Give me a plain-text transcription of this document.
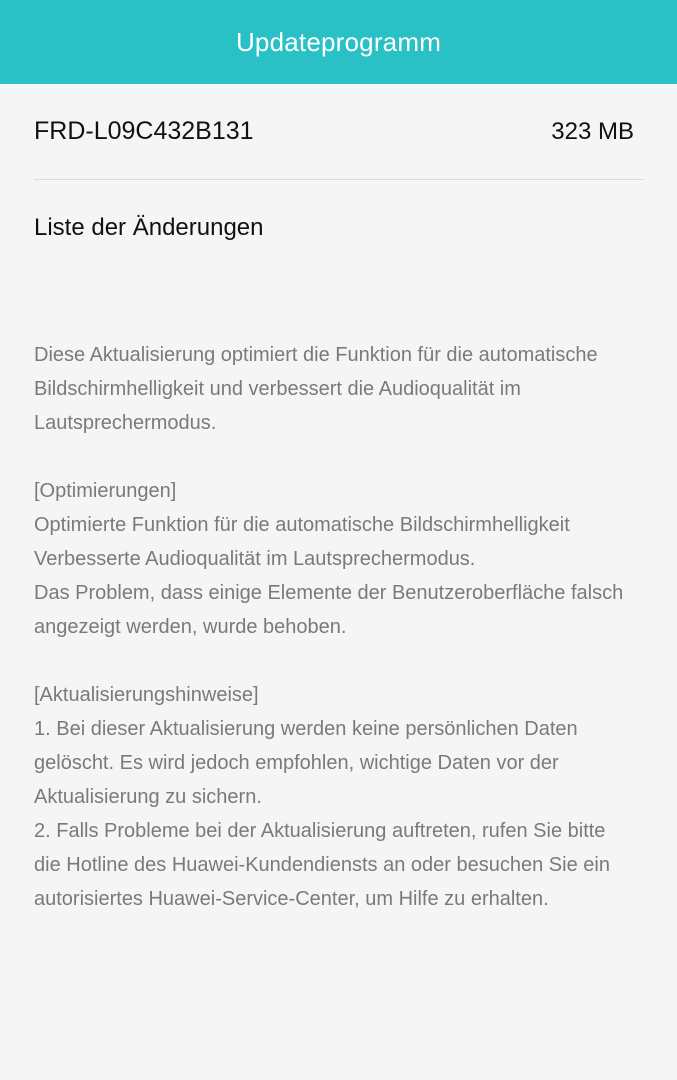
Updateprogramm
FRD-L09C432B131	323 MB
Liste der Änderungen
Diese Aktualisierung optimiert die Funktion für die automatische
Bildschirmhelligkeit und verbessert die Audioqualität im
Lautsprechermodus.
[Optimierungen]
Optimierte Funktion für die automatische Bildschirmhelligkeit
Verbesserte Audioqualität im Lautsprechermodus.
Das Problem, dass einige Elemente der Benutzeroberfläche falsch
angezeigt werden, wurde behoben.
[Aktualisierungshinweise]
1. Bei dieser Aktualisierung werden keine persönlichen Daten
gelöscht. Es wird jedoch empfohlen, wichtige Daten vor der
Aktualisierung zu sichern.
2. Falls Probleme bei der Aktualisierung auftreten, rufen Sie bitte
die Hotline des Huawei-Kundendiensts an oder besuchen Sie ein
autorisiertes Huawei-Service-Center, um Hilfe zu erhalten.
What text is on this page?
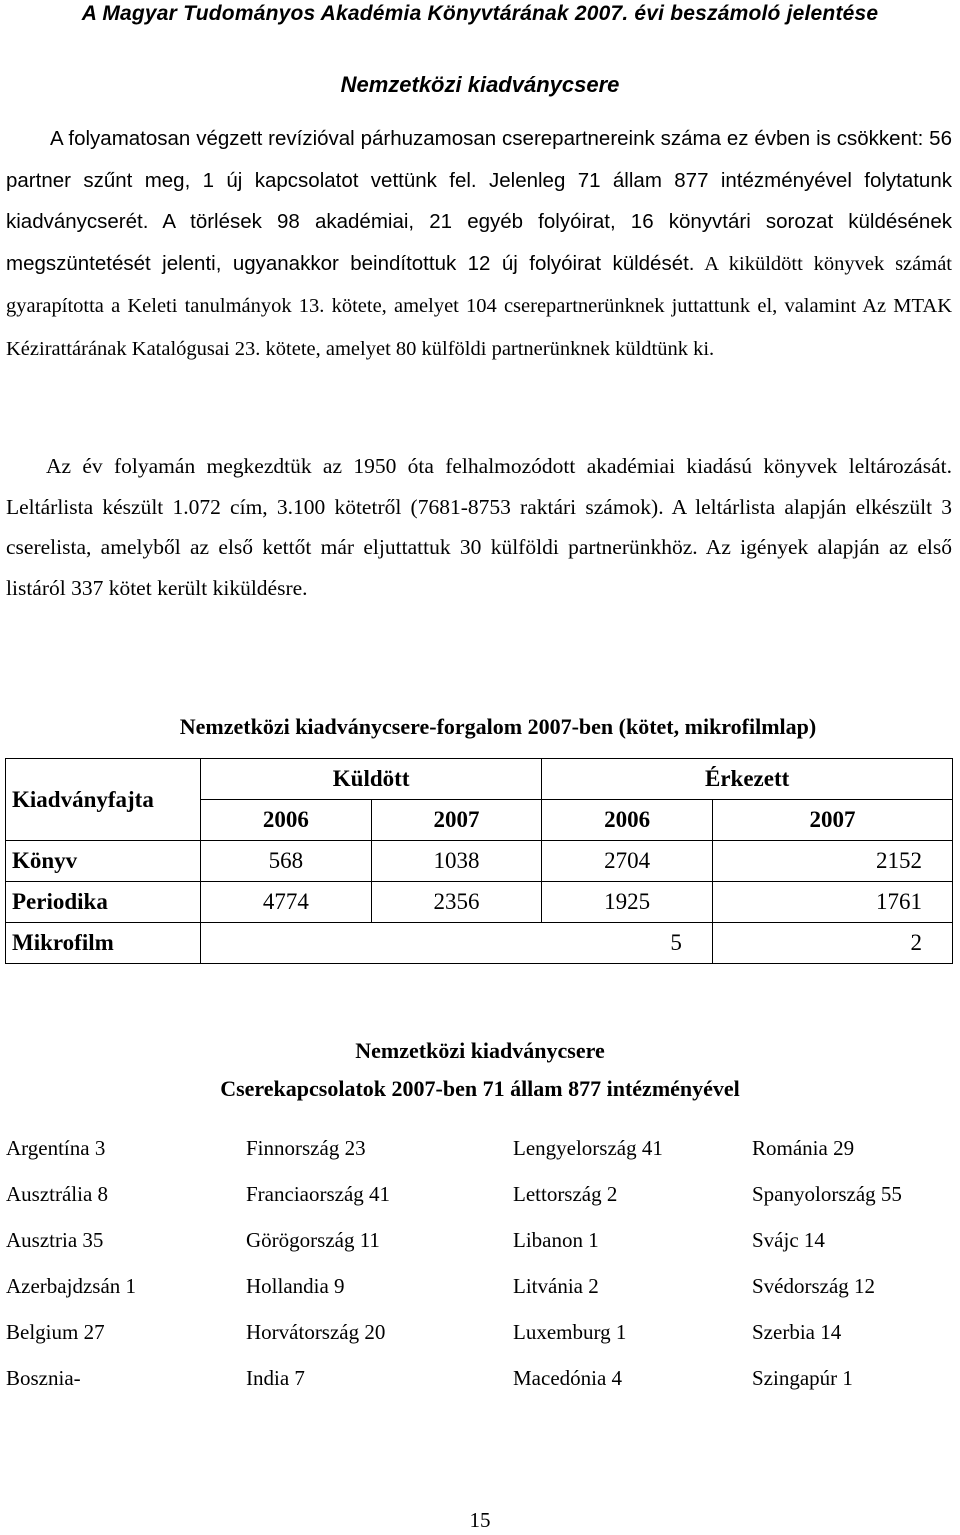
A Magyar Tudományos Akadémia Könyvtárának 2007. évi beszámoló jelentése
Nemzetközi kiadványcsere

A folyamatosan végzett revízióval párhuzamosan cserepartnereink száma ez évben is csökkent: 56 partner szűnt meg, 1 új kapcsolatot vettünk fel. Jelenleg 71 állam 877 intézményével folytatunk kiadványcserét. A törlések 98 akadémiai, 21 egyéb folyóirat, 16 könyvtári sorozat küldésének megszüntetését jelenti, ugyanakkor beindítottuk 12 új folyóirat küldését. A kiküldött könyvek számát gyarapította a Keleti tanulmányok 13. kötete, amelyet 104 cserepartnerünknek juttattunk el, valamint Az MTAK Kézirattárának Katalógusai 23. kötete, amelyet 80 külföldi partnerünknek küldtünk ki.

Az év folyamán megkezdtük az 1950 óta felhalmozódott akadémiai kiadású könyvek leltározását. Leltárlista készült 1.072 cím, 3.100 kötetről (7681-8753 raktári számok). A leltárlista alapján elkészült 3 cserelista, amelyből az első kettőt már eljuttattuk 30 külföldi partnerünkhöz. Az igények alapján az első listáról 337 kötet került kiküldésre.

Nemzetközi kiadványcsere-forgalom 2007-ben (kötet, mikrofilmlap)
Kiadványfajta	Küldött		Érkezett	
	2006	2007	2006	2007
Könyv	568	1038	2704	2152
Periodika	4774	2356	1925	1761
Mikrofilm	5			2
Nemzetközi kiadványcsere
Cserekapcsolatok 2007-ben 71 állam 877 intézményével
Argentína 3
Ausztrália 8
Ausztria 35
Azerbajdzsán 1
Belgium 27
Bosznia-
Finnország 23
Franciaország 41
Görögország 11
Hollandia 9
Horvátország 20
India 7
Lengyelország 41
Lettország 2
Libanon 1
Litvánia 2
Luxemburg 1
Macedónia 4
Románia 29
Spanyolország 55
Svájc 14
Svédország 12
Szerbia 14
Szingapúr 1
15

━━━━━━━━

▶ SHORT PROBLEM
In the records shown above, how many lines include the word "text"? Answer with the number only.

▶ WRITTEN RESPONSE
2